### WHAT THE TASK REQUIRES
The answer is one number: how many lines hold the string "screenshot".
* Start *
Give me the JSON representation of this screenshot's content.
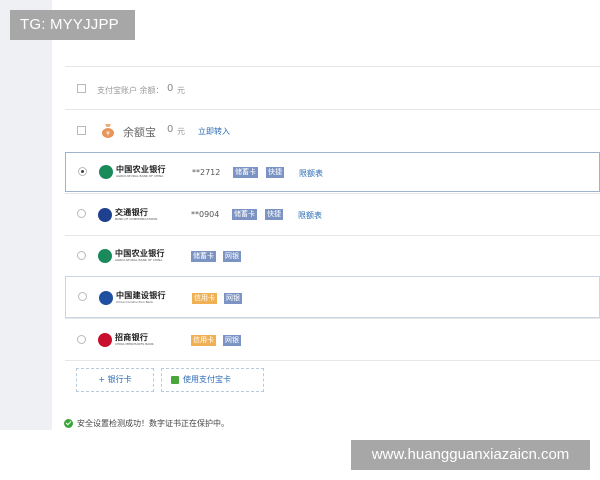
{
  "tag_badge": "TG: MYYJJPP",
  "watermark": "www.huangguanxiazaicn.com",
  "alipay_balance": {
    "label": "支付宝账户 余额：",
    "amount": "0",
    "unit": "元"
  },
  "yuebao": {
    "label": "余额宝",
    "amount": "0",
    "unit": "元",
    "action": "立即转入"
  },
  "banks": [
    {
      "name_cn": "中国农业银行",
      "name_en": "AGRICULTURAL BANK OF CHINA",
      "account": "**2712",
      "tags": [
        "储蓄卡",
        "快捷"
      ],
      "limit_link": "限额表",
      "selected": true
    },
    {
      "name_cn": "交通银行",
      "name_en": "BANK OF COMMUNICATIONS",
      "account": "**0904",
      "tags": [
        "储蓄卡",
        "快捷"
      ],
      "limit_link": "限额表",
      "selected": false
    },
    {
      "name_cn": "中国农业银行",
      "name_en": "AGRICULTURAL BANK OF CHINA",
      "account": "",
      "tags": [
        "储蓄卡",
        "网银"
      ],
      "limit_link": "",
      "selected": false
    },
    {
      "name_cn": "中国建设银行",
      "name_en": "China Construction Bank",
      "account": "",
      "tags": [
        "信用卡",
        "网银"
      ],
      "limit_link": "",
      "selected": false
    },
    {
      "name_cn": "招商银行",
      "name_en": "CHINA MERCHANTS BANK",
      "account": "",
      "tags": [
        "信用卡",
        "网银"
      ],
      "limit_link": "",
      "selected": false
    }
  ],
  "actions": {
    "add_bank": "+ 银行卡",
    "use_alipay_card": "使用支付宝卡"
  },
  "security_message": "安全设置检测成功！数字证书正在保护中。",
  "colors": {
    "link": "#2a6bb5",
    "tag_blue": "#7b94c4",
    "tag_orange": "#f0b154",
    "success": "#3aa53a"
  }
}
* End *
* Start *
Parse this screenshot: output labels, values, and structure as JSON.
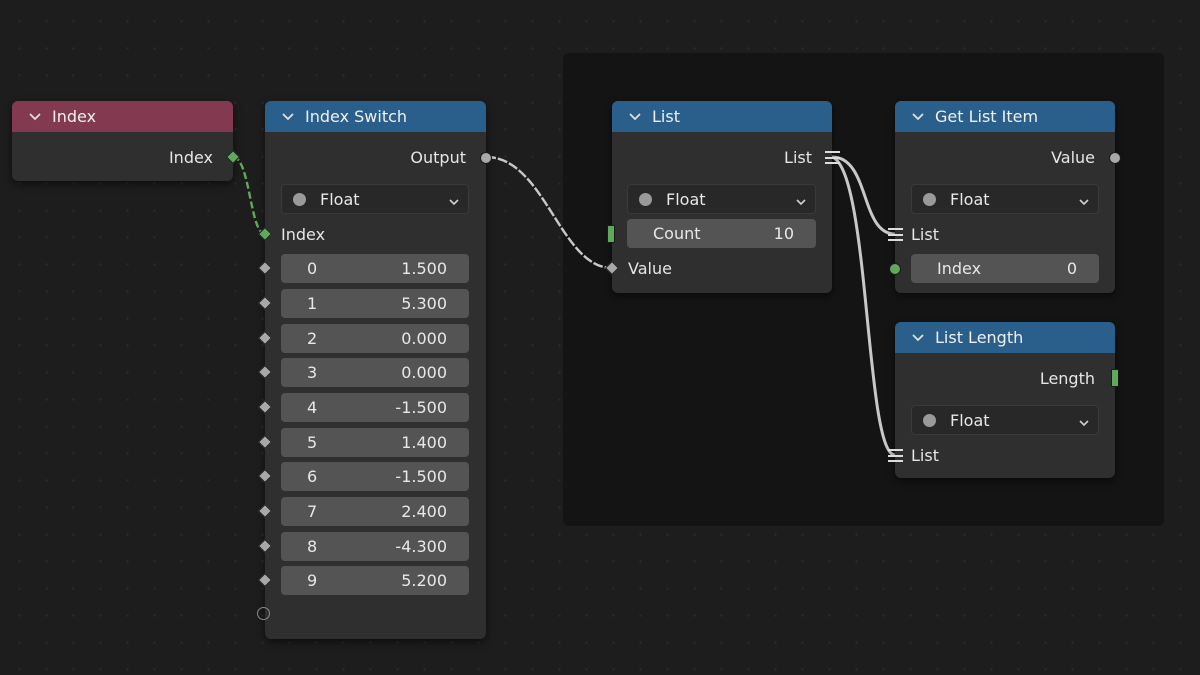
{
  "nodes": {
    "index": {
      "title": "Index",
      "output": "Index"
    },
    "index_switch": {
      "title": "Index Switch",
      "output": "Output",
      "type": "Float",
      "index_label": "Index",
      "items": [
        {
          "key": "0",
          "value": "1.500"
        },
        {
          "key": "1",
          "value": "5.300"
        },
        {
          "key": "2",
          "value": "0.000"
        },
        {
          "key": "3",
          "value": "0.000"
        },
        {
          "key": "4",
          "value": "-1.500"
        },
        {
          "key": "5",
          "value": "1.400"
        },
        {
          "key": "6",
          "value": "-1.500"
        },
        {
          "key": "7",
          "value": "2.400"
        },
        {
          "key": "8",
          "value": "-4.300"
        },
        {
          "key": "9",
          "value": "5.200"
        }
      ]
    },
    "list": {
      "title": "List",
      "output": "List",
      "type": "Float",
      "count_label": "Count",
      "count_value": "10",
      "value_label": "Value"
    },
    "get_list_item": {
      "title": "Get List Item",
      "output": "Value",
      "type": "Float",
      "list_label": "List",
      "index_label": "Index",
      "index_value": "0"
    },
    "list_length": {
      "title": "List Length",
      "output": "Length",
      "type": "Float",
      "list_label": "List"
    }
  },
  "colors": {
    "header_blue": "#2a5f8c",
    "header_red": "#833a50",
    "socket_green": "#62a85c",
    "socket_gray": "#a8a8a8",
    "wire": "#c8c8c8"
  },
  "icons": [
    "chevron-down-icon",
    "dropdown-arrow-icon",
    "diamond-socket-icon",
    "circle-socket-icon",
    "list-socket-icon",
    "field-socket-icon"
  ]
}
* End *
### THE REPLY
2